## BEGIN Entries

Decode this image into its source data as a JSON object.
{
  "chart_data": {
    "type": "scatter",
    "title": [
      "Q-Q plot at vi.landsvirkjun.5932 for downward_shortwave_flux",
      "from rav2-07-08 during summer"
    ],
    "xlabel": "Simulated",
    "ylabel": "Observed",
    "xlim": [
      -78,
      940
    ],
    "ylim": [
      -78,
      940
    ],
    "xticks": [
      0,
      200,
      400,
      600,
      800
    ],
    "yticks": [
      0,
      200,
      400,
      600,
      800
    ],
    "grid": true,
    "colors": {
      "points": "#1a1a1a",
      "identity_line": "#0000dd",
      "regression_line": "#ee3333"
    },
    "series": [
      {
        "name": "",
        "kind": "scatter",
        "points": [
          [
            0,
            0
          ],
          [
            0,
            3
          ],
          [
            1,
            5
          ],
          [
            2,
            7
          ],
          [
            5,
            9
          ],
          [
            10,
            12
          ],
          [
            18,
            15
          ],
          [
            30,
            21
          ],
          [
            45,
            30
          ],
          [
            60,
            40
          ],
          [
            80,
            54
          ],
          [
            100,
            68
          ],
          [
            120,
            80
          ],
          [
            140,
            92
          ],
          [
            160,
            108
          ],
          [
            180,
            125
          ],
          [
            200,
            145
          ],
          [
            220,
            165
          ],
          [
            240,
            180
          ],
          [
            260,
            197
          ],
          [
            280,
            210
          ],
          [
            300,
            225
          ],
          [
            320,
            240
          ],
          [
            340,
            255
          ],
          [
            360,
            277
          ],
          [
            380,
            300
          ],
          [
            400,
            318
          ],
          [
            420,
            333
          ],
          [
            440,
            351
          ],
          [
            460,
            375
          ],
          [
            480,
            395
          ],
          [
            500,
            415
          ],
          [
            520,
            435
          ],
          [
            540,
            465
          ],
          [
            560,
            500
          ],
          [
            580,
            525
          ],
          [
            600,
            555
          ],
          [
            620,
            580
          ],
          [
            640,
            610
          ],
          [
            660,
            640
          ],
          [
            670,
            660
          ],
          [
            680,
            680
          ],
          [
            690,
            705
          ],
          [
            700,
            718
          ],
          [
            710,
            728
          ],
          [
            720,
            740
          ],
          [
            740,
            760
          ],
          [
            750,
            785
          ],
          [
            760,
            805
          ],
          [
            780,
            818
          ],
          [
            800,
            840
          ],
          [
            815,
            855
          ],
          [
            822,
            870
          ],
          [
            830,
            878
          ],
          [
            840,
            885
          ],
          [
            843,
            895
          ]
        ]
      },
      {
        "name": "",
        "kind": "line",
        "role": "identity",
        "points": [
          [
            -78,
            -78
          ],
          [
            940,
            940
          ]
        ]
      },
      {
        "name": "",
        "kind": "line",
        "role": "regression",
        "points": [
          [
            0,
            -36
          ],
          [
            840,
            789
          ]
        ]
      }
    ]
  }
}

## END Entries

• **What you need to do**:
Write the entries again, exactly as they stand.

• **Final answer**:
Decode this image into its source data as a JSON object.
{
  "chart_data": {
    "type": "scatter",
    "title": [
      "Q-Q plot at vi.landsvirkjun.5932 for downward_shortwave_flux",
      "from rav2-07-08 during summer"
    ],
    "xlabel": "Simulated",
    "ylabel": "Observed",
    "xlim": [
      -78,
      940
    ],
    "ylim": [
      -78,
      940
    ],
    "xticks": [
      0,
      200,
      400,
      600,
      800
    ],
    "yticks": [
      0,
      200,
      400,
      600,
      800
    ],
    "grid": true,
    "colors": {
      "points": "#1a1a1a",
      "identity_line": "#0000dd",
      "regression_line": "#ee3333"
    },
    "series": [
      {
        "name": "",
        "kind": "scatter",
        "points": [
          [
            0,
            0
          ],
          [
            0,
            3
          ],
          [
            1,
            5
          ],
          [
            2,
            7
          ],
          [
            5,
            9
          ],
          [
            10,
            12
          ],
          [
            18,
            15
          ],
          [
            30,
            21
          ],
          [
            45,
            30
          ],
          [
            60,
            40
          ],
          [
            80,
            54
          ],
          [
            100,
            68
          ],
          [
            120,
            80
          ],
          [
            140,
            92
          ],
          [
            160,
            108
          ],
          [
            180,
            125
          ],
          [
            200,
            145
          ],
          [
            220,
            165
          ],
          [
            240,
            180
          ],
          [
            260,
            197
          ],
          [
            280,
            210
          ],
          [
            300,
            225
          ],
          [
            320,
            240
          ],
          [
            340,
            255
          ],
          [
            360,
            277
          ],
          [
            380,
            300
          ],
          [
            400,
            318
          ],
          [
            420,
            333
          ],
          [
            440,
            351
          ],
          [
            460,
            375
          ],
          [
            480,
            395
          ],
          [
            500,
            415
          ],
          [
            520,
            435
          ],
          [
            540,
            465
          ],
          [
            560,
            500
          ],
          [
            580,
            525
          ],
          [
            600,
            555
          ],
          [
            620,
            580
          ],
          [
            640,
            610
          ],
          [
            660,
            640
          ],
          [
            670,
            660
          ],
          [
            680,
            680
          ],
          [
            690,
            705
          ],
          [
            700,
            718
          ],
          [
            710,
            728
          ],
          [
            720,
            740
          ],
          [
            740,
            760
          ],
          [
            750,
            785
          ],
          [
            760,
            805
          ],
          [
            780,
            818
          ],
          [
            800,
            840
          ],
          [
            815,
            855
          ],
          [
            822,
            870
          ],
          [
            830,
            878
          ],
          [
            840,
            885
          ],
          [
            843,
            895
          ]
        ]
      },
      {
        "name": "",
        "kind": "line",
        "role": "identity",
        "points": [
          [
            -78,
            -78
          ],
          [
            940,
            940
          ]
        ]
      },
      {
        "name": "",
        "kind": "line",
        "role": "regression",
        "points": [
          [
            0,
            -36
          ],
          [
            840,
            789
          ]
        ]
      }
    ]
  }
}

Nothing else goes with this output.